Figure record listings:
((

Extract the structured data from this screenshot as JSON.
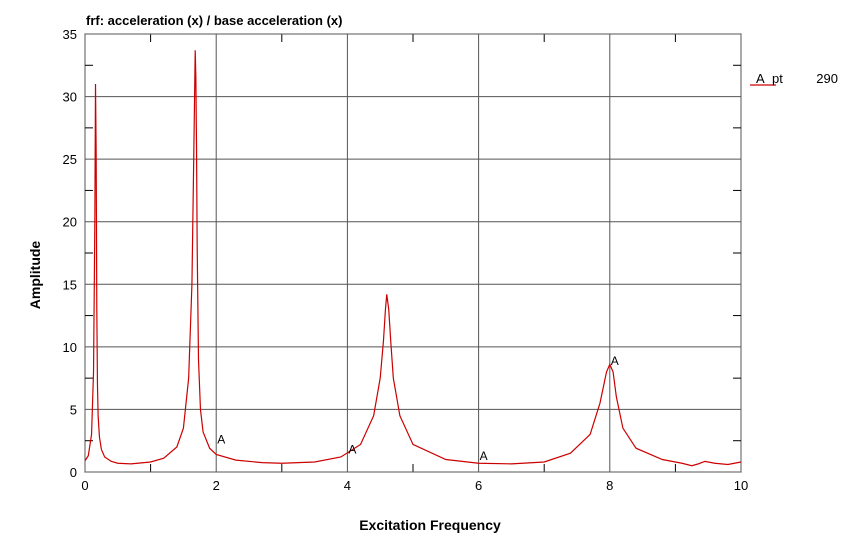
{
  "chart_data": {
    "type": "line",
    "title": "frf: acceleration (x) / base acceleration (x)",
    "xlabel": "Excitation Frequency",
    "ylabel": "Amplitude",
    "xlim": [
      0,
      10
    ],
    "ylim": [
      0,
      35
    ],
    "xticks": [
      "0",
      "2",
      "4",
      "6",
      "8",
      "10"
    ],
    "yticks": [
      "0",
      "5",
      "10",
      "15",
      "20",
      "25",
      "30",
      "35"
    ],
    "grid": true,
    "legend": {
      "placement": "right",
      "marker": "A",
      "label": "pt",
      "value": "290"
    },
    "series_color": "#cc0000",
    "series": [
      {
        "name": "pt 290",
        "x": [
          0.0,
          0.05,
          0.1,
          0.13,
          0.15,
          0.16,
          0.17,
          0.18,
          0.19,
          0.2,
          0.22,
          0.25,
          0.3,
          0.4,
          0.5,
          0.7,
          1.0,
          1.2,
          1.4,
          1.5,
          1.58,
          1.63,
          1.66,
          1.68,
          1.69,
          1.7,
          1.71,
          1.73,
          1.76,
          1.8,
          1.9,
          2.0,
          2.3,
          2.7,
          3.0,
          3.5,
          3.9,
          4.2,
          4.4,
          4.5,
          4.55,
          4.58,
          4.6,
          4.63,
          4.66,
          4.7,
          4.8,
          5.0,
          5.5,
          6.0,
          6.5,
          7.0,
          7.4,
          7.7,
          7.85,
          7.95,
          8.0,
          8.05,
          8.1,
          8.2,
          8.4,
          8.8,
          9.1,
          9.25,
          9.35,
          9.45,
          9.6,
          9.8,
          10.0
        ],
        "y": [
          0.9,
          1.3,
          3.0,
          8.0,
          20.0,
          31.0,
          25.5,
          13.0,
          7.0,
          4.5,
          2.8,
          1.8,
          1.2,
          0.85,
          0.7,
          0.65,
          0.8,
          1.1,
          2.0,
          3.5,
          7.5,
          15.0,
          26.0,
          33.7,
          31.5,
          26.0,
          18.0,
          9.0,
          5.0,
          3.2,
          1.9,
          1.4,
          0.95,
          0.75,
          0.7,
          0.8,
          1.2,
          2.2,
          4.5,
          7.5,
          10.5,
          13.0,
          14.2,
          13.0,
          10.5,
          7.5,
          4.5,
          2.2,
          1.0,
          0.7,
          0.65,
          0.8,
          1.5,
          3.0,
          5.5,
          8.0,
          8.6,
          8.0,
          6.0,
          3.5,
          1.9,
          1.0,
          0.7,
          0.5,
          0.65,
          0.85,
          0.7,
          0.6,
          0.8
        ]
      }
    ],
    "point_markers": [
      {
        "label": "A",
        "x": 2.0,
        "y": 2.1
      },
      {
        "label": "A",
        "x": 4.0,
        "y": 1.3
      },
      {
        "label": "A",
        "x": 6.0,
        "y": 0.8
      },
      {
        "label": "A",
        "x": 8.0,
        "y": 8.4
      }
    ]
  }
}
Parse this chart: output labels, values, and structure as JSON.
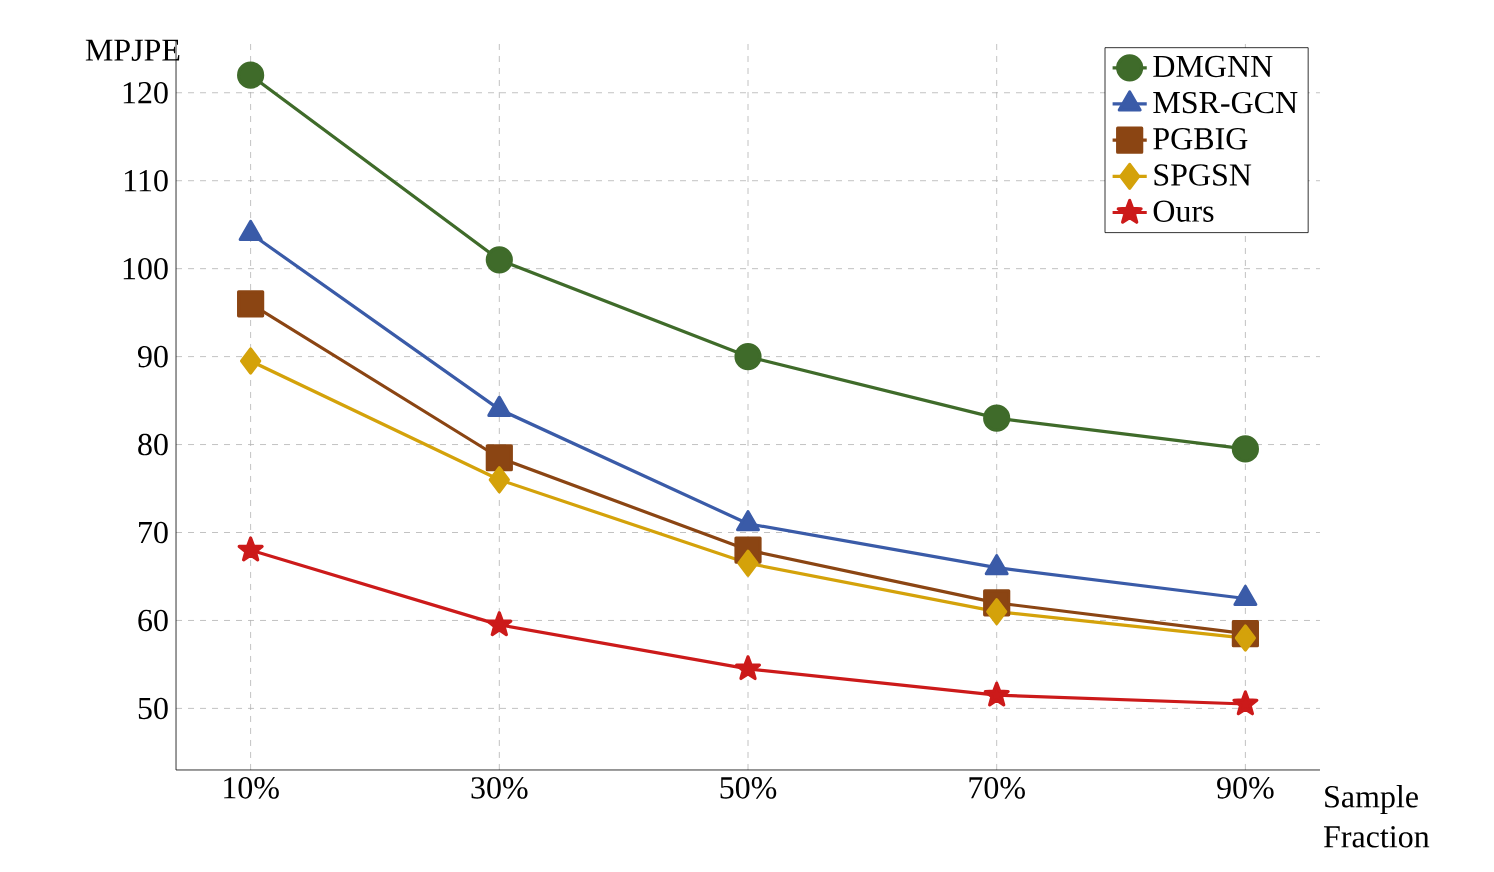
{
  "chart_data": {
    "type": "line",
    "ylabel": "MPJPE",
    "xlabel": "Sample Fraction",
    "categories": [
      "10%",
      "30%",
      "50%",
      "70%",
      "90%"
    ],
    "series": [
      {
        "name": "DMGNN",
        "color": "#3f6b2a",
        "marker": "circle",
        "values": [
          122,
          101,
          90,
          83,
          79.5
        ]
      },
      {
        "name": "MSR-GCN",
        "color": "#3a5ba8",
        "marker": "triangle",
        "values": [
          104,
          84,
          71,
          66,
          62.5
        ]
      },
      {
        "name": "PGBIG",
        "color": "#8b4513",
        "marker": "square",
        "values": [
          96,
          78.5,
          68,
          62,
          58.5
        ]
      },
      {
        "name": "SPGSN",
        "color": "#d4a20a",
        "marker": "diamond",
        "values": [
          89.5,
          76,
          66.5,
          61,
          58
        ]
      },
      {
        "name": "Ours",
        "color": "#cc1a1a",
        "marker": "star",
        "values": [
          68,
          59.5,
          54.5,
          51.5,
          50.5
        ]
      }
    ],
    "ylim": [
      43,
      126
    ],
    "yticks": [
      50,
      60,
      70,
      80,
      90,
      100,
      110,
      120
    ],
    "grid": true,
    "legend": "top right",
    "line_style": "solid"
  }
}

))

» REQUIRED TASK
Reproduce the full material exactly, excluding the pictures.

» FULL SOLUTION
Extract the structured data from this screenshot as JSON.
{
  "chart_data": {
    "type": "line",
    "title": "frf: acceleration (x) / base acceleration (x)",
    "xlabel": "Excitation Frequency",
    "ylabel": "Amplitude",
    "xlim": [
      0,
      10
    ],
    "ylim": [
      0,
      35
    ],
    "xticks": [
      "0",
      "2",
      "4",
      "6",
      "8",
      "10"
    ],
    "yticks": [
      "0",
      "5",
      "10",
      "15",
      "20",
      "25",
      "30",
      "35"
    ],
    "grid": true,
    "legend": {
      "placement": "right",
      "marker": "A",
      "label": "pt",
      "value": "290"
    },
    "series_color": "#cc0000",
    "series": [
      {
        "name": "pt 290",
        "x": [
          0.0,
          0.05,
          0.1,
          0.13,
          0.15,
          0.16,
          0.17,
          0.18,
          0.19,
          0.2,
          0.22,
          0.25,
          0.3,
          0.4,
          0.5,
          0.7,
          1.0,
          1.2,
          1.4,
          1.5,
          1.58,
          1.63,
          1.66,
          1.68,
          1.69,
          1.7,
          1.71,
          1.73,
          1.76,
          1.8,
          1.9,
          2.0,
          2.3,
          2.7,
          3.0,
          3.5,
          3.9,
          4.2,
          4.4,
          4.5,
          4.55,
          4.58,
          4.6,
          4.63,
          4.66,
          4.7,
          4.8,
          5.0,
          5.5,
          6.0,
          6.5,
          7.0,
          7.4,
          7.7,
          7.85,
          7.95,
          8.0,
          8.05,
          8.1,
          8.2,
          8.4,
          8.8,
          9.1,
          9.25,
          9.35,
          9.45,
          9.6,
          9.8,
          10.0
        ],
        "y": [
          0.9,
          1.3,
          3.0,
          8.0,
          20.0,
          31.0,
          25.5,
          13.0,
          7.0,
          4.5,
          2.8,
          1.8,
          1.2,
          0.85,
          0.7,
          0.65,
          0.8,
          1.1,
          2.0,
          3.5,
          7.5,
          15.0,
          26.0,
          33.7,
          31.5,
          26.0,
          18.0,
          9.0,
          5.0,
          3.2,
          1.9,
          1.4,
          0.95,
          0.75,
          0.7,
          0.8,
          1.2,
          2.2,
          4.5,
          7.5,
          10.5,
          13.0,
          14.2,
          13.0,
          10.5,
          7.5,
          4.5,
          2.2,
          1.0,
          0.7,
          0.65,
          0.8,
          1.5,
          3.0,
          5.5,
          8.0,
          8.6,
          8.0,
          6.0,
          3.5,
          1.9,
          1.0,
          0.7,
          0.5,
          0.65,
          0.85,
          0.7,
          0.6,
          0.8
        ]
      }
    ],
    "point_markers": [
      {
        "label": "A",
        "x": 2.0,
        "y": 2.1
      },
      {
        "label": "A",
        "x": 4.0,
        "y": 1.3
      },
      {
        "label": "A",
        "x": 6.0,
        "y": 0.8
      },
      {
        "label": "A",
        "x": 8.0,
        "y": 8.4
      }
    ]
  }
}
Parse this chart: output labels, values, and structure as JSON.
{
  "chart_data": {
    "type": "line",
    "ylabel": "MPJPE",
    "xlabel": "Sample Fraction",
    "categories": [
      "10%",
      "30%",
      "50%",
      "70%",
      "90%"
    ],
    "series": [
      {
        "name": "DMGNN",
        "color": "#3f6b2a",
        "marker": "circle",
        "values": [
          122,
          101,
          90,
          83,
          79.5
        ]
      },
      {
        "name": "MSR-GCN",
        "color": "#3a5ba8",
        "marker": "triangle",
        "values": [
          104,
          84,
          71,
          66,
          62.5
        ]
      },
      {
        "name": "PGBIG",
        "color": "#8b4513",
        "marker": "square",
        "values": [
          96,
          78.5,
          68,
          62,
          58.5
        ]
      },
      {
        "name": "SPGSN",
        "color": "#d4a20a",
        "marker": "diamond",
        "values": [
          89.5,
          76,
          66.5,
          61,
          58
        ]
      },
      {
        "name": "Ours",
        "color": "#cc1a1a",
        "marker": "star",
        "values": [
          68,
          59.5,
          54.5,
          51.5,
          50.5
        ]
      }
    ],
    "ylim": [
      43,
      126
    ],
    "yticks": [
      50,
      60,
      70,
      80,
      90,
      100,
      110,
      120
    ],
    "grid": true,
    "legend": "top right",
    "line_style": "solid"
  }
}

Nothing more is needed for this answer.